PROBLEM REQUIREMENTS: Repeat each line exactly, leaving nothing out.

********

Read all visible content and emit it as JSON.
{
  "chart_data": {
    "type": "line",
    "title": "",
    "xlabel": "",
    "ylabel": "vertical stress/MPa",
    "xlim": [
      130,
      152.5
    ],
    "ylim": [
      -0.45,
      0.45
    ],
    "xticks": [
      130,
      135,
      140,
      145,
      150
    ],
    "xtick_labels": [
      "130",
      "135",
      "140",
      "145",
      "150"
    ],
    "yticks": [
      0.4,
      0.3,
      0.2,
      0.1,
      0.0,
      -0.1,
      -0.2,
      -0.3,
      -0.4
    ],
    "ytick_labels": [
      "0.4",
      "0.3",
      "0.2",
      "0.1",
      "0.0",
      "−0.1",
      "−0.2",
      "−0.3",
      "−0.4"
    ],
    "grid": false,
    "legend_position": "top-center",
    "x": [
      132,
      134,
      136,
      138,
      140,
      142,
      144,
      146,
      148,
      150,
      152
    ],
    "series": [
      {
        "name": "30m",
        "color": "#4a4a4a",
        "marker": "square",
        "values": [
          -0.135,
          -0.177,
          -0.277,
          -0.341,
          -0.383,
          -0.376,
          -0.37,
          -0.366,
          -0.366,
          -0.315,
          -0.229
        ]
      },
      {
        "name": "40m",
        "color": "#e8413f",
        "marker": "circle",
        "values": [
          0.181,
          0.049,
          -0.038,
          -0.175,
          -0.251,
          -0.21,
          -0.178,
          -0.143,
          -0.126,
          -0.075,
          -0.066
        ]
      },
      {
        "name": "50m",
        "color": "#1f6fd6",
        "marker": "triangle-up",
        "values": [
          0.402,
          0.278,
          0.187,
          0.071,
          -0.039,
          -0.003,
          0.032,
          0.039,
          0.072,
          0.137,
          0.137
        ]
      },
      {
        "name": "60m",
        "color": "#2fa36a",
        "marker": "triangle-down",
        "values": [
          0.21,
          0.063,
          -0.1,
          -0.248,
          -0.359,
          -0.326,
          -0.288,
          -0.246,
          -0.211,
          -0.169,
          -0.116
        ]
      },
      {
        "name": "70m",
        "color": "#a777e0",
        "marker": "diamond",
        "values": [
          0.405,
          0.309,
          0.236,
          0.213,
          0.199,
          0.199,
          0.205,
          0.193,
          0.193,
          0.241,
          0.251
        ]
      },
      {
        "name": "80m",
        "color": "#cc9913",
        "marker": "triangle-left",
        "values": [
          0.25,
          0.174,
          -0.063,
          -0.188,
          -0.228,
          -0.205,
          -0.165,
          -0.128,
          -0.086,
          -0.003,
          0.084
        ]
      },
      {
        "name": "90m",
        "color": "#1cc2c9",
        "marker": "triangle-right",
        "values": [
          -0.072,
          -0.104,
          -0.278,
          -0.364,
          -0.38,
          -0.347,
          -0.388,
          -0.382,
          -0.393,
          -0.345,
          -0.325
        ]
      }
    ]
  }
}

********

THE RESPONSE:
Read all visible content and emit it as JSON.
{
  "chart_data": {
    "type": "line",
    "title": "",
    "xlabel": "",
    "ylabel": "vertical stress/MPa",
    "xlim": [
      130,
      152.5
    ],
    "ylim": [
      -0.45,
      0.45
    ],
    "xticks": [
      130,
      135,
      140,
      145,
      150
    ],
    "xtick_labels": [
      "130",
      "135",
      "140",
      "145",
      "150"
    ],
    "yticks": [
      0.4,
      0.3,
      0.2,
      0.1,
      0.0,
      -0.1,
      -0.2,
      -0.3,
      -0.4
    ],
    "ytick_labels": [
      "0.4",
      "0.3",
      "0.2",
      "0.1",
      "0.0",
      "−0.1",
      "−0.2",
      "−0.3",
      "−0.4"
    ],
    "grid": false,
    "legend_position": "top-center",
    "x": [
      132,
      134,
      136,
      138,
      140,
      142,
      144,
      146,
      148,
      150,
      152
    ],
    "series": [
      {
        "name": "30m",
        "color": "#4a4a4a",
        "marker": "square",
        "values": [
          -0.135,
          -0.177,
          -0.277,
          -0.341,
          -0.383,
          -0.376,
          -0.37,
          -0.366,
          -0.366,
          -0.315,
          -0.229
        ]
      },
      {
        "name": "40m",
        "color": "#e8413f",
        "marker": "circle",
        "values": [
          0.181,
          0.049,
          -0.038,
          -0.175,
          -0.251,
          -0.21,
          -0.178,
          -0.143,
          -0.126,
          -0.075,
          -0.066
        ]
      },
      {
        "name": "50m",
        "color": "#1f6fd6",
        "marker": "triangle-up",
        "values": [
          0.402,
          0.278,
          0.187,
          0.071,
          -0.039,
          -0.003,
          0.032,
          0.039,
          0.072,
          0.137,
          0.137
        ]
      },
      {
        "name": "60m",
        "color": "#2fa36a",
        "marker": "triangle-down",
        "values": [
          0.21,
          0.063,
          -0.1,
          -0.248,
          -0.359,
          -0.326,
          -0.288,
          -0.246,
          -0.211,
          -0.169,
          -0.116
        ]
      },
      {
        "name": "70m",
        "color": "#a777e0",
        "marker": "diamond",
        "values": [
          0.405,
          0.309,
          0.236,
          0.213,
          0.199,
          0.199,
          0.205,
          0.193,
          0.193,
          0.241,
          0.251
        ]
      },
      {
        "name": "80m",
        "color": "#cc9913",
        "marker": "triangle-left",
        "values": [
          0.25,
          0.174,
          -0.063,
          -0.188,
          -0.228,
          -0.205,
          -0.165,
          -0.128,
          -0.086,
          -0.003,
          0.084
        ]
      },
      {
        "name": "90m",
        "color": "#1cc2c9",
        "marker": "triangle-right",
        "values": [
          -0.072,
          -0.104,
          -0.278,
          -0.364,
          -0.38,
          -0.347,
          -0.388,
          -0.382,
          -0.393,
          -0.345,
          -0.325
        ]
      }
    ]
  }
}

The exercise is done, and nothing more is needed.